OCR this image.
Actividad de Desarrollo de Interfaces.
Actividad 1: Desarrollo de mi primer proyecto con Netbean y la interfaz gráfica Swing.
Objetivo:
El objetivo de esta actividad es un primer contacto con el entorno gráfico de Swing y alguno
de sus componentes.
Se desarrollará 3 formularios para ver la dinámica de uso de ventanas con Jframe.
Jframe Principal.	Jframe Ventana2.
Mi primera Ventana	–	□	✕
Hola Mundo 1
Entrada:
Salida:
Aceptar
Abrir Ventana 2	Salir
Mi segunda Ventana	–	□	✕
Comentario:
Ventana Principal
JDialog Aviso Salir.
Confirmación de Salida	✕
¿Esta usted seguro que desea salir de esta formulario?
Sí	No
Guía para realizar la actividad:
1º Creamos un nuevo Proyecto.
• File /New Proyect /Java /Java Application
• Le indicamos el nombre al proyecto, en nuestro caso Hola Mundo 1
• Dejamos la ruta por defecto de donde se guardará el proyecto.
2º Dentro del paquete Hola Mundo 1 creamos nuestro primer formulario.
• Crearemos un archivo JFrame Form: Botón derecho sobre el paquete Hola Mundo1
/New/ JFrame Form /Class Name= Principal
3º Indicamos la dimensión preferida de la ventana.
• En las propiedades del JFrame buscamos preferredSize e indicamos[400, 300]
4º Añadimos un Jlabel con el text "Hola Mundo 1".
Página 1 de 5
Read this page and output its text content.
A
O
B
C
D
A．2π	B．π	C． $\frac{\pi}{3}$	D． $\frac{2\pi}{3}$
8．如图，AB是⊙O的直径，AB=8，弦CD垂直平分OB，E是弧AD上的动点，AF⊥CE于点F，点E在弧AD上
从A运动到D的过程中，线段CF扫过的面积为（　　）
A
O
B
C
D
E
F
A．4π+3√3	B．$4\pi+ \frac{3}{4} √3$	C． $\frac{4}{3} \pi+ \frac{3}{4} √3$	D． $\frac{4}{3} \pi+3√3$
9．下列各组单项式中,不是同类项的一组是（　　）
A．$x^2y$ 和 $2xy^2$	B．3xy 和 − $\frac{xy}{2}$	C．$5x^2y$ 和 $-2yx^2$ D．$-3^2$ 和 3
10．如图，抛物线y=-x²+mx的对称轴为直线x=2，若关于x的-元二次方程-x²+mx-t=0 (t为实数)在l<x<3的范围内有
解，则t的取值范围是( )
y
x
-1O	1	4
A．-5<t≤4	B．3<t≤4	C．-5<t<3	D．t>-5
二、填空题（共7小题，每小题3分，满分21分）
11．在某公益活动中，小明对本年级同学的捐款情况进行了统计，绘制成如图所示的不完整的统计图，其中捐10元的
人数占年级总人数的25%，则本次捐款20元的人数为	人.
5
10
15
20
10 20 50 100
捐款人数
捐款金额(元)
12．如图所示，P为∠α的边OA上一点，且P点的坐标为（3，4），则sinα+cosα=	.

[Aim] Say how many lines of the data include the word "para". Nothing other than the number should be given.

[Task output] 2